> _Given task_:
Could you write out every record below exactly, leaving out any pictures?

Records contained in a dataset
··········

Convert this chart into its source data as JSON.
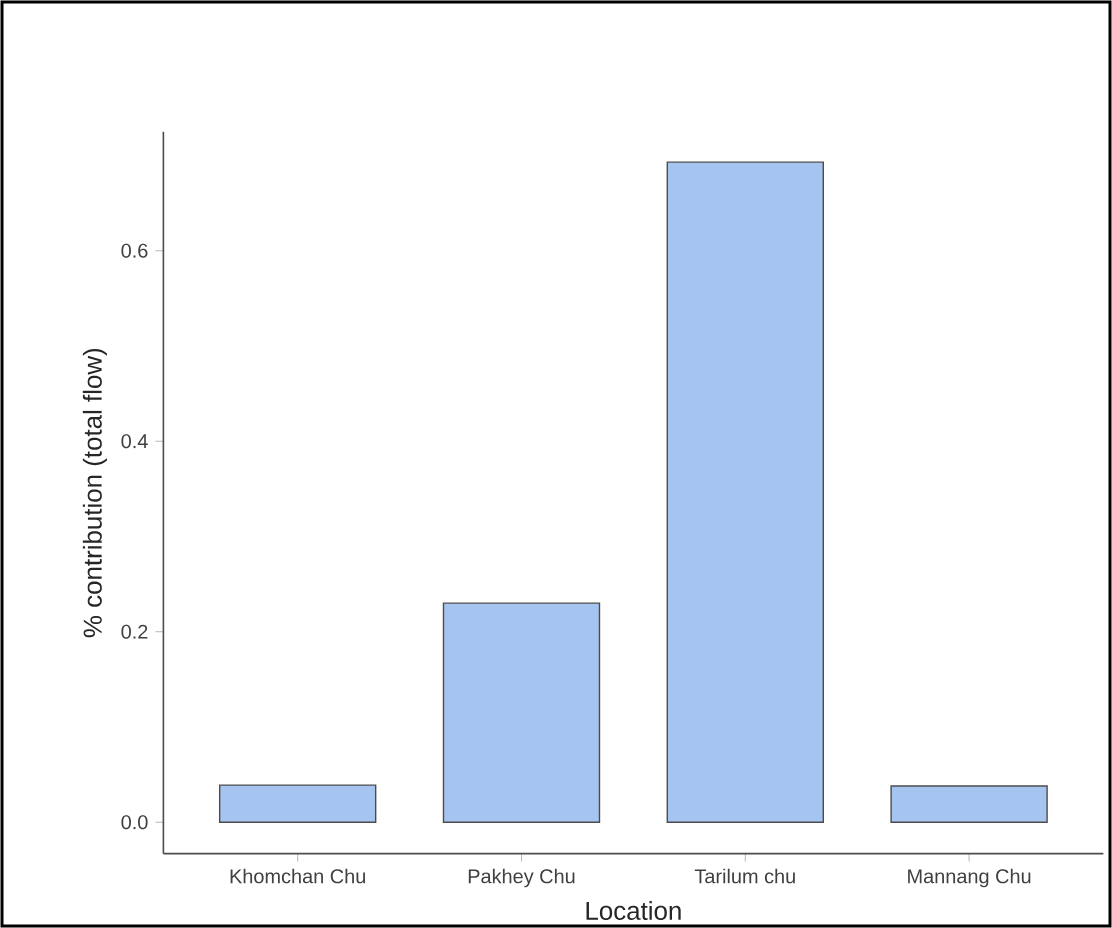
{
  "chart_data": {
    "type": "bar",
    "xlabel": "Location",
    "ylabel": "% contribution (total flow)",
    "categories": [
      "Khomchan Chu",
      "Pakhey Chu",
      "Tarilum chu",
      "Mannang Chu"
    ],
    "values": [
      0.039,
      0.23,
      0.693,
      0.038
    ],
    "color": "#a6c4f0",
    "ylim": [
      -0.033,
      0.725
    ],
    "yticks": [
      {
        "value": 0,
        "label": "0.0"
      },
      0.2,
      0.4,
      0.6
    ],
    "grid": false
  }
}
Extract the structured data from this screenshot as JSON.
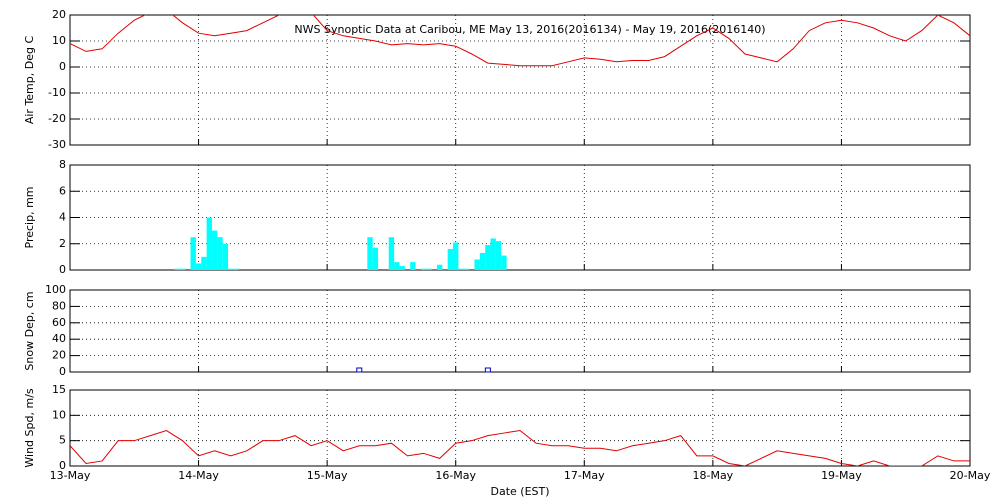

··········

> _Task solution_:
Convert this chart into its source data as JSON.
{
  "chart_data": {
    "type": "bar",
    "xlabel": "Location",
    "ylabel": "% contribution (total flow)",
    "categories": [
      "Khomchan Chu",
      "Pakhey Chu",
      "Tarilum chu",
      "Mannang Chu"
    ],
    "values": [
      0.039,
      0.23,
      0.693,
      0.038
    ],
    "color": "#a6c4f0",
    "ylim": [
      -0.033,
      0.725
    ],
    "yticks": [
      {
        "value": 0,
        "label": "0.0"
      },
      0.2,
      0.4,
      0.6
    ],
    "grid": false
  }
}
Extract the structured data from this screenshot as JSON.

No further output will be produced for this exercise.